Please list the name of every numbered template in the email templates text below.

[start of Extract to read]

30 Copy-Paste Email Blast Templates
Every template includes a subject line, body copy, CTA, and a note on why it works. Copy them. Edit them. These are intentionally direct and hype-free - a good-enough email sent today beats a perfect email sent never. In our experience, the shortest templates consistently outperform the ones people spend hours polishing.

Product Launch / Announcement
Template 1 - The Straight Reveal
Subject: We built something new. Here's what it does.
Hi {{first_name}},
We've been working on {{product_name}} for the past few months, and it's live today. It does one thing really well: {{core benefit in one sentence}}.
What that means for you: {{specific outcome like "50% faster exports" or "no more manual data entry"}}.
[See it in action →]
Why this works: No hype, no countdown. Product launches don't need drama - they need a reason to click.
Template 2 - The Problem-First Launch
Subject: {{Pain point}}? We fixed it.
Hi {{first_name}},
You've told us {{specific complaint like "the dashboard is too slow"}}. Fair. We rebuilt it from scratch.
{{Product_name}} is now live with {{2-3 key improvements}}.
Try it now - your existing login works.
[Open {{product_name}} →]
Pro tip: Acknowledging frustration before pitching the solution makes this feel like a conversation, not a press release.
Template 3 - The Feature Drop
Subject: New: {{feature_name}} is live in your account
{{First_name}}, quick one --
We just shipped {{feature_name}}. It lets you {{what it does in plain English}}.
No setup required. It's already in your {{dashboard/settings/toolbar}}.
[Try {{feature_name}} →]
Why this works: "It's already there" removes every objection.
Template 4 - The Waitlist Payoff
Subject: You're in. {{Product_name}} is ready for you.
Hi {{first_name}},
You signed up for early access to {{product_name}} on {{date}}. Today's the day.
Your account is active. Here's what to do first: {{one specific first step}}.
[Get started →]
The specific date callback makes this personal - it rewards patience with exclusivity.
Promotional / Flash Sale
Template 5 - The Deadline Blast
Subject: 30% off everything. Ends midnight.
{{First_name}},
We're running our biggest sale of the quarter - 30% off every plan, no code needed. It ends tonight at midnight {{timezone}}.
This won't come back until {{next sale period}}.
[Grab 30% off →]
Real scarcity with a specific deadline. No fake urgency - just a window that actually closes.
Template 6 - The One-Item Spotlight
Subject: Our best-seller is ${{sale_price}} today only
Hi {{first_name}},
{{Product_name}} is our most popular {{category}} - and today it's ${{sale_price}} instead of ${{regular_price}}.
One day. One product. No code.
[Shop now →]
Focus beats choice paralysis every time.
Template 7 - The Loyalty Reward
Subject: You've been here since the beginning. This is for you.

[end of Extract to read]
[start of Supplied material]

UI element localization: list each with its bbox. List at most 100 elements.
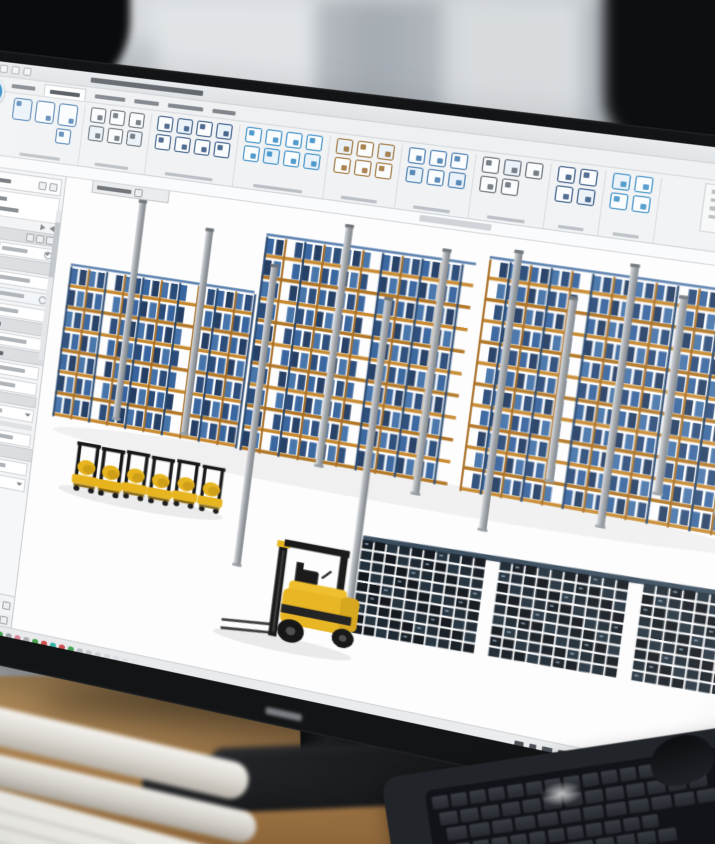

[end of Supplied material]

* _Expected output_:
The Straight Reveal
The Problem-First Launch
The Feature Drop
The Waitlist Payoff
The Deadline Blast
The One-Item Spotlight
The Loyalty Reward